Extracted records:
##############################
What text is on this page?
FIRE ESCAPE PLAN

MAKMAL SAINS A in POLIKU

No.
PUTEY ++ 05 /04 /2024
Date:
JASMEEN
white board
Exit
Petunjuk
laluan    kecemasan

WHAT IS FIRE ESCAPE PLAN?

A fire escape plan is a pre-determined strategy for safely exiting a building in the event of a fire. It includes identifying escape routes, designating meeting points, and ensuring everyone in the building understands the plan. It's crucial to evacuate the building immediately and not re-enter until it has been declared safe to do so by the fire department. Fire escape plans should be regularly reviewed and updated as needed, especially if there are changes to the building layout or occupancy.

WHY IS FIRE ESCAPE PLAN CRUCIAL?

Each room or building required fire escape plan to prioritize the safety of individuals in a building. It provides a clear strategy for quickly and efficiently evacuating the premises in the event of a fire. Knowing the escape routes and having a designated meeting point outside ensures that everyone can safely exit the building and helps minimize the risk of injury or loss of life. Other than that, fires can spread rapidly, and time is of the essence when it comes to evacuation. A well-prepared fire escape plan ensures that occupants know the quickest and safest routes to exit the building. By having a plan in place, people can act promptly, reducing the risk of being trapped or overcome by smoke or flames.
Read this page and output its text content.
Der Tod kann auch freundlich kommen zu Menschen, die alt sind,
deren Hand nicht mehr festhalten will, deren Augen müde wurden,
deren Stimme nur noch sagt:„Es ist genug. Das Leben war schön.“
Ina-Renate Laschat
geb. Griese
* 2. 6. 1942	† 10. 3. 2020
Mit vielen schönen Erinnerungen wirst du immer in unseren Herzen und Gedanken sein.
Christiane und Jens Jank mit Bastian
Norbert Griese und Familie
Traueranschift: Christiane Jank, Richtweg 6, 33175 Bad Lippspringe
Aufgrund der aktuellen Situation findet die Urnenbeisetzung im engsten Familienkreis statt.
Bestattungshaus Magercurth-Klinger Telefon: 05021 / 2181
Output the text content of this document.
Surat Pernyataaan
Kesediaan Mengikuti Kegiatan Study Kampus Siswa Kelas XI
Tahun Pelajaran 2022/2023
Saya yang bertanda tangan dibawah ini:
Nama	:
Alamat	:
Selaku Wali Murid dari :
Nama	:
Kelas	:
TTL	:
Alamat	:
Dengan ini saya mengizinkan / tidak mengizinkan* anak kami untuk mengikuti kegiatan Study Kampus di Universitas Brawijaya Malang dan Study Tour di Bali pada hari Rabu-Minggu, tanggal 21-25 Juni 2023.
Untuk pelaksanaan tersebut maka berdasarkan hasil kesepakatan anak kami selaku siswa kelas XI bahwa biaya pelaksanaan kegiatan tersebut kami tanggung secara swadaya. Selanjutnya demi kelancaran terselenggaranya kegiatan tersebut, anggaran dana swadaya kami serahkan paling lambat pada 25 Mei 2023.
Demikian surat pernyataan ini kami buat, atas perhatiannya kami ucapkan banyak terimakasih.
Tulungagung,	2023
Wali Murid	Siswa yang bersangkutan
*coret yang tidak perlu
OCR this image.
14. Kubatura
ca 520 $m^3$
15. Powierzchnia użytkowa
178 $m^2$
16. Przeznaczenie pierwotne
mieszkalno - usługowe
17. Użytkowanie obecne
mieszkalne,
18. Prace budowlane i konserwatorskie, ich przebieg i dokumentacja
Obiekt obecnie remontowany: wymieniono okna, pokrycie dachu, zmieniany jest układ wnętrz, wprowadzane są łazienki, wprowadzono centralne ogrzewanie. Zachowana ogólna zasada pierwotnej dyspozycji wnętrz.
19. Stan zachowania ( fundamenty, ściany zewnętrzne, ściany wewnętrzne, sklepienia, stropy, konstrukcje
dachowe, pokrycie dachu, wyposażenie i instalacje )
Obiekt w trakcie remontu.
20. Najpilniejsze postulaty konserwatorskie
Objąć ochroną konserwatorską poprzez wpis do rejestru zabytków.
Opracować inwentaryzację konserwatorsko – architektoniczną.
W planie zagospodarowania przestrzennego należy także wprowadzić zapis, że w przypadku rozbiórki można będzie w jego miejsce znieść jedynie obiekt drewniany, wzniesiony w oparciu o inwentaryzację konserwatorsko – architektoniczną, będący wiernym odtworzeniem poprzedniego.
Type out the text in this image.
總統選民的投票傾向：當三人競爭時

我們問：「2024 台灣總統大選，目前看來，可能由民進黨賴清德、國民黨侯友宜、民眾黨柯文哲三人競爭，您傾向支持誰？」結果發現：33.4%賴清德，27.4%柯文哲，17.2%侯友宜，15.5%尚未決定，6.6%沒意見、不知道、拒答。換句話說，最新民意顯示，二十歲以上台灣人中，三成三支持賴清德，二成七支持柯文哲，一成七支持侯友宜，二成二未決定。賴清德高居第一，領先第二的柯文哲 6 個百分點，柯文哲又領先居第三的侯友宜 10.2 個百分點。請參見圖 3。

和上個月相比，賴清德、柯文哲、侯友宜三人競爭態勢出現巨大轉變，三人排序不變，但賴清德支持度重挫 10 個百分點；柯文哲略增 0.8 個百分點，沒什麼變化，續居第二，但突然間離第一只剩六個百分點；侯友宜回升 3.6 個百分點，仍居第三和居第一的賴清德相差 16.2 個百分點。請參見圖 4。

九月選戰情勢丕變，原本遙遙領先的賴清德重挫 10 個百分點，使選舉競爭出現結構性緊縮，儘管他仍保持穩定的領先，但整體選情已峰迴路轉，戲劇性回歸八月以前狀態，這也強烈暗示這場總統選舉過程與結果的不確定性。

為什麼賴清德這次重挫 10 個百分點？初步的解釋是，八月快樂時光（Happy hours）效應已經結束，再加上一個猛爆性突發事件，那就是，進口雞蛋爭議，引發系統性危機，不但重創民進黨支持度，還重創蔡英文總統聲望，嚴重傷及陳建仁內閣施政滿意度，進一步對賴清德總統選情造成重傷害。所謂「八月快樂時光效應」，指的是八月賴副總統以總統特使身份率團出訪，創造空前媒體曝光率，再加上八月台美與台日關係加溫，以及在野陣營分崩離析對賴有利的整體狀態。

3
##############################
What is needed: Extract the complete set of records unchanged.

Final result:
What text is on this page?
FIRE ESCAPE PLAN

MAKMAL SAINS A in POLIKU

No.
PUTEY ++ 05 /04 /2024
Date:
JASMEEN
white board
Exit
Petunjuk
laluan    kecemasan

WHAT IS FIRE ESCAPE PLAN?

A fire escape plan is a pre-determined strategy for safely exiting a building in the event of a fire. It includes identifying escape routes, designating meeting points, and ensuring everyone in the building understands the plan. It's crucial to evacuate the building immediately and not re-enter until it has been declared safe to do so by the fire department. Fire escape plans should be regularly reviewed and updated as needed, especially if there are changes to the building layout or occupancy.

WHY IS FIRE ESCAPE PLAN CRUCIAL?

Each room or building required fire escape plan to prioritize the safety of individuals in a building. It provides a clear strategy for quickly and efficiently evacuating the premises in the event of a fire. Knowing the escape routes and having a designated meeting point outside ensures that everyone can safely exit the building and helps minimize the risk of injury or loss of life. Other than that, fires can spread rapidly, and time is of the essence when it comes to evacuation. A well-prepared fire escape plan ensures that occupants know the quickest and safest routes to exit the building. By having a plan in place, people can act promptly, reducing the risk of being trapped or overcome by smoke or flames.
Read this page and output its text content.
Der Tod kann auch freundlich kommen zu Menschen, die alt sind,
deren Hand nicht mehr festhalten will, deren Augen müde wurden,
deren Stimme nur noch sagt:„Es ist genug. Das Leben war schön.“
Ina-Renate Laschat
geb. Griese
* 2. 6. 1942	† 10. 3. 2020
Mit vielen schönen Erinnerungen wirst du immer in unseren Herzen und Gedanken sein.
Christiane und Jens Jank mit Bastian
Norbert Griese und Familie
Traueranschift: Christiane Jank, Richtweg 6, 33175 Bad Lippspringe
Aufgrund der aktuellen Situation findet die Urnenbeisetzung im engsten Familienkreis statt.
Bestattungshaus Magercurth-Klinger Telefon: 05021 / 2181
Output the text content of this document.
Surat Pernyataaan
Kesediaan Mengikuti Kegiatan Study Kampus Siswa Kelas XI
Tahun Pelajaran 2022/2023
Saya yang bertanda tangan dibawah ini:
Nama	:
Alamat	:
Selaku Wali Murid dari :
Nama	:
Kelas	:
TTL	:
Alamat	:
Dengan ini saya mengizinkan / tidak mengizinkan* anak kami untuk mengikuti kegiatan Study Kampus di Universitas Brawijaya Malang dan Study Tour di Bali pada hari Rabu-Minggu, tanggal 21-25 Juni 2023.
Untuk pelaksanaan tersebut maka berdasarkan hasil kesepakatan anak kami selaku siswa kelas XI bahwa biaya pelaksanaan kegiatan tersebut kami tanggung secara swadaya. Selanjutnya demi kelancaran terselenggaranya kegiatan tersebut, anggaran dana swadaya kami serahkan paling lambat pada 25 Mei 2023.
Demikian surat pernyataan ini kami buat, atas perhatiannya kami ucapkan banyak terimakasih.
Tulungagung,	2023
Wali Murid	Siswa yang bersangkutan
*coret yang tidak perlu
OCR this image.
14. Kubatura
ca 520 $m^3$
15. Powierzchnia użytkowa
178 $m^2$
16. Przeznaczenie pierwotne
mieszkalno - usługowe
17. Użytkowanie obecne
mieszkalne,
18. Prace budowlane i konserwatorskie, ich przebieg i dokumentacja
Obiekt obecnie remontowany: wymieniono okna, pokrycie dachu, zmieniany jest układ wnętrz, wprowadzane są łazienki, wprowadzono centralne ogrzewanie. Zachowana ogólna zasada pierwotnej dyspozycji wnętrz.
19. Stan zachowania ( fundamenty, ściany zewnętrzne, ściany wewnętrzne, sklepienia, stropy, konstrukcje
dachowe, pokrycie dachu, wyposażenie i instalacje )
Obiekt w trakcie remontu.
20. Najpilniejsze postulaty konserwatorskie
Objąć ochroną konserwatorską poprzez wpis do rejestru zabytków.
Opracować inwentaryzację konserwatorsko – architektoniczną.
W planie zagospodarowania przestrzennego należy także wprowadzić zapis, że w przypadku rozbiórki można będzie w jego miejsce znieść jedynie obiekt drewniany, wzniesiony w oparciu o inwentaryzację konserwatorsko – architektoniczną, będący wiernym odtworzeniem poprzedniego.
Type out the text in this image.
總統選民的投票傾向：當三人競爭時

我們問：「2024 台灣總統大選，目前看來，可能由民進黨賴清德、國民黨侯友宜、民眾黨柯文哲三人競爭，您傾向支持誰？」結果發現：33.4%賴清德，27.4%柯文哲，17.2%侯友宜，15.5%尚未決定，6.6%沒意見、不知道、拒答。換句話說，最新民意顯示，二十歲以上台灣人中，三成三支持賴清德，二成七支持柯文哲，一成七支持侯友宜，二成二未決定。賴清德高居第一，領先第二的柯文哲 6 個百分點，柯文哲又領先居第三的侯友宜 10.2 個百分點。請參見圖 3。

和上個月相比，賴清德、柯文哲、侯友宜三人競爭態勢出現巨大轉變，三人排序不變，但賴清德支持度重挫 10 個百分點；柯文哲略增 0.8 個百分點，沒什麼變化，續居第二，但突然間離第一只剩六個百分點；侯友宜回升 3.6 個百分點，仍居第三和居第一的賴清德相差 16.2 個百分點。請參見圖 4。

九月選戰情勢丕變，原本遙遙領先的賴清德重挫 10 個百分點，使選舉競爭出現結構性緊縮，儘管他仍保持穩定的領先，但整體選情已峰迴路轉，戲劇性回歸八月以前狀態，這也強烈暗示這場總統選舉過程與結果的不確定性。

為什麼賴清德這次重挫 10 個百分點？初步的解釋是，八月快樂時光（Happy hours）效應已經結束，再加上一個猛爆性突發事件，那就是，進口雞蛋爭議，引發系統性危機，不但重創民進黨支持度，還重創蔡英文總統聲望，嚴重傷及陳建仁內閣施政滿意度，進一步對賴清德總統選情造成重傷害。所謂「八月快樂時光效應」，指的是八月賴副總統以總統特使身份率團出訪，創造空前媒體曝光率，再加上八月台美與台日關係加溫，以及在野陣營分崩離析對賴有利的整體狀態。

3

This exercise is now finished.